Exercise: Restate the listing below word for word, omitting any images.

== Raw data ==

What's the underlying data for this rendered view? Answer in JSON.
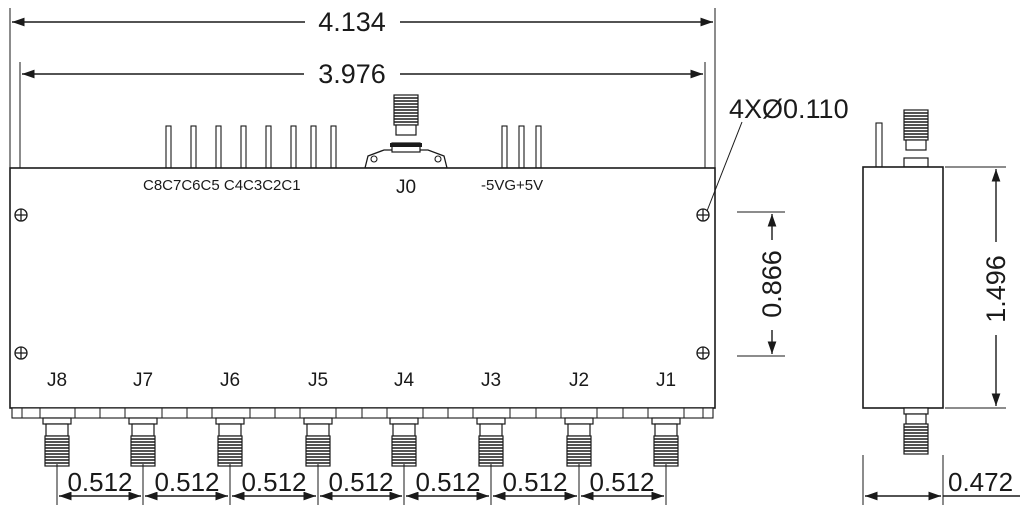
{
  "dimensions": {
    "overall_width": "4.134",
    "mount_spacing": "3.976",
    "hole_callout": "4XØ0.110",
    "hole_vertical_spacing": "0.866",
    "height": "1.496",
    "depth": "0.472",
    "port_pitch": [
      "0.512",
      "0.512",
      "0.512",
      "0.512",
      "0.512",
      "0.512",
      "0.512"
    ]
  },
  "labels": {
    "control_pins": "C8C7C6C5 C4C3C2C1",
    "common_port": "J0",
    "power_pins": "-5VG+5V",
    "ports": [
      "J8",
      "J7",
      "J6",
      "J5",
      "J4",
      "J3",
      "J2",
      "J1"
    ]
  }
}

===

Final answer:
What's the underlying data for this rendered view? Answer in JSON.
{
  "dimensions": {
    "overall_width": "4.134",
    "mount_spacing": "3.976",
    "hole_callout": "4XØ0.110",
    "hole_vertical_spacing": "0.866",
    "height": "1.496",
    "depth": "0.472",
    "port_pitch": [
      "0.512",
      "0.512",
      "0.512",
      "0.512",
      "0.512",
      "0.512",
      "0.512"
    ]
  },
  "labels": {
    "control_pins": "C8C7C6C5 C4C3C2C1",
    "common_port": "J0",
    "power_pins": "-5VG+5V",
    "ports": [
      "J8",
      "J7",
      "J6",
      "J5",
      "J4",
      "J3",
      "J2",
      "J1"
    ]
  }
}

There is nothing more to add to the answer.